═══ RECORDS SHOWN

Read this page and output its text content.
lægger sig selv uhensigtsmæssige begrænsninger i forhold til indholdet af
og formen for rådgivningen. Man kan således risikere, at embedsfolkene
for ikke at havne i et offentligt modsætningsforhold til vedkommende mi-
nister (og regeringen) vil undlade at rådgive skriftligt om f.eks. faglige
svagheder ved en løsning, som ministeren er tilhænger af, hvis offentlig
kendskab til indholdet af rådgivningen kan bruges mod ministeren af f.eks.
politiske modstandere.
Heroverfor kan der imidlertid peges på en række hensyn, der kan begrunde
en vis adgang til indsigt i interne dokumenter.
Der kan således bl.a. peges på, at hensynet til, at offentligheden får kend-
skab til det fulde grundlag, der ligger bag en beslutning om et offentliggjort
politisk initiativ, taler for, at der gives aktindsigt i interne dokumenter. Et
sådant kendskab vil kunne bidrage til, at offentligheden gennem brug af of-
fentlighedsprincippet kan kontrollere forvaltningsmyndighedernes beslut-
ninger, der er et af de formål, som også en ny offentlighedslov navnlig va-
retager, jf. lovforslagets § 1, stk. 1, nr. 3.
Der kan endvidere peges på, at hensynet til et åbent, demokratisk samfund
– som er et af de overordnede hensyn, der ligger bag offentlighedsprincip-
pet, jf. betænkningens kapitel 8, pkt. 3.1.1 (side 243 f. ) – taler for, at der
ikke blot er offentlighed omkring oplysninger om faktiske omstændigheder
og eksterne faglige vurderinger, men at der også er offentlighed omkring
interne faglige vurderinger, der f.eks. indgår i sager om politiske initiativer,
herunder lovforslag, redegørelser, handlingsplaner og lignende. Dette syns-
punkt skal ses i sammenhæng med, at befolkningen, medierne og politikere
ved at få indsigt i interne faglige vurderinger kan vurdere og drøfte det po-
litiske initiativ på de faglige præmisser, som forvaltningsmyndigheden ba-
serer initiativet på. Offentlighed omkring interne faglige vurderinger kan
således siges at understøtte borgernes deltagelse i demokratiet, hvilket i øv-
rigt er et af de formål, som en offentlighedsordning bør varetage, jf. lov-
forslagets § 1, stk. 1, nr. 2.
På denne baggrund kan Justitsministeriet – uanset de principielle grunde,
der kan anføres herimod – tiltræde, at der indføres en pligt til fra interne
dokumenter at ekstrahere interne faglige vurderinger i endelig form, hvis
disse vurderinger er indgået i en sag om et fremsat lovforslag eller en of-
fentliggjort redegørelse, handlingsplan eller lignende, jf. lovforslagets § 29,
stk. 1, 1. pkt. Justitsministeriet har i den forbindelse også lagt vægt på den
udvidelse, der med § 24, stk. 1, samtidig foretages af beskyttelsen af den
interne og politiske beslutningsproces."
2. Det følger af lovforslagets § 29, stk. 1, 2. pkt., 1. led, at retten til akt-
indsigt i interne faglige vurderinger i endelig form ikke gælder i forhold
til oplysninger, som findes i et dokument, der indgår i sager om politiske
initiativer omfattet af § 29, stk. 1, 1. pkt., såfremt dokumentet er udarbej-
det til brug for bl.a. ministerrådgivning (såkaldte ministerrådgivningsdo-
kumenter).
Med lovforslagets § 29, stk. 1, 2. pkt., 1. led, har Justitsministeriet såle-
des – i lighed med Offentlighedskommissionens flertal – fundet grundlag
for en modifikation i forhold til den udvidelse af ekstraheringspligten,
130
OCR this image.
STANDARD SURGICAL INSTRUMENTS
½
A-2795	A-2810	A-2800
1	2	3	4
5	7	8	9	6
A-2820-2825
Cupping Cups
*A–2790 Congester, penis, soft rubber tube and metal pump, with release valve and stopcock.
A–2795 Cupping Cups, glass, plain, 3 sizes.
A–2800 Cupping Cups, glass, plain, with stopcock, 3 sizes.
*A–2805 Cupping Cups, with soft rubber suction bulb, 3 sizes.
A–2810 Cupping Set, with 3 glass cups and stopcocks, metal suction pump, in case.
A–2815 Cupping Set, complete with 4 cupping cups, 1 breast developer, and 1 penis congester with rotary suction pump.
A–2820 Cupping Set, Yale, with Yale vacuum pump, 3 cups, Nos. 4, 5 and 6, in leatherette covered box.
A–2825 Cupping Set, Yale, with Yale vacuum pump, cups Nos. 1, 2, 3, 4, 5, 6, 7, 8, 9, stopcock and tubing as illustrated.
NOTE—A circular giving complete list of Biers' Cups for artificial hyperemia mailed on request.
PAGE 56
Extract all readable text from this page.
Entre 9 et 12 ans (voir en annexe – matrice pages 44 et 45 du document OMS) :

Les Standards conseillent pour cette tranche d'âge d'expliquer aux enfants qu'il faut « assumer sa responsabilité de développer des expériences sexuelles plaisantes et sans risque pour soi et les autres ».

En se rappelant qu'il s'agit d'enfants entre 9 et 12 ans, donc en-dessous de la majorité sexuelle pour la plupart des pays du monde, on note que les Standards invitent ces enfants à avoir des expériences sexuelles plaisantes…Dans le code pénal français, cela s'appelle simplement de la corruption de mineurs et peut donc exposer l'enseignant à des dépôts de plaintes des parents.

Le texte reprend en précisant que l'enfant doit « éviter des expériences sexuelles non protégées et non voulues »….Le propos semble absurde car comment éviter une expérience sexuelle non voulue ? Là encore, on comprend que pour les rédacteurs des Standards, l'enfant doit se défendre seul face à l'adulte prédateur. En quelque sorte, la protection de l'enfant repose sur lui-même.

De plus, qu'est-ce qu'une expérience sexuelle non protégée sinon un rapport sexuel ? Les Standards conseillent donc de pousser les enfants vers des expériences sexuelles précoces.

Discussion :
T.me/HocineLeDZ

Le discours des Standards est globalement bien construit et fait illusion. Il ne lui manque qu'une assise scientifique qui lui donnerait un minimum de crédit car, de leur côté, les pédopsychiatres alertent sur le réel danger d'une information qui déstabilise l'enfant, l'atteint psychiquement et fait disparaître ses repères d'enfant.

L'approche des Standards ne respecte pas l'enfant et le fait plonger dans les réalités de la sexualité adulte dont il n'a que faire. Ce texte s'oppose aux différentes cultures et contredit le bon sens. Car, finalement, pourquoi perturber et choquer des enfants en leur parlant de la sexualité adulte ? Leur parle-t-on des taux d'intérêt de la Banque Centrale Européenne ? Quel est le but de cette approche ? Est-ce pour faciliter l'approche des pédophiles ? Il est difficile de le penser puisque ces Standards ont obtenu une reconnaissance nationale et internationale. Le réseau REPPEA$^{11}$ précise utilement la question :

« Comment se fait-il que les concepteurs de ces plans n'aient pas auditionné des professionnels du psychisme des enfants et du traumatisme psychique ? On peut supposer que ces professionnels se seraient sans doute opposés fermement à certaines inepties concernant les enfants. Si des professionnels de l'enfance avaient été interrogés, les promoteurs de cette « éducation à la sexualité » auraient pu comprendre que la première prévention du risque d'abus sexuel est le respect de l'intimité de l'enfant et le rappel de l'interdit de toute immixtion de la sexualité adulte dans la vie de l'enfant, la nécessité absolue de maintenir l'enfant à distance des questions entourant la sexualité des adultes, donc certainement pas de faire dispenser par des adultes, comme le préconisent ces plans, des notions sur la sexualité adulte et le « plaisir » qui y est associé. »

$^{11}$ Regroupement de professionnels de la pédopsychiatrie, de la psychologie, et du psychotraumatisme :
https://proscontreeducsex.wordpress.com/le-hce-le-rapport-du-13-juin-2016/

══════

● WHAT IS ASKED
Which lines include "metal"? Copy each of them out.

● RESULT OF THE TASK
*A–2790 Congester, penis, soft rubber tube and metal pump, with release valve and stopcock.
A–2810 Cupping Set, with 3 glass cups and stopcocks, metal suction pump, in case.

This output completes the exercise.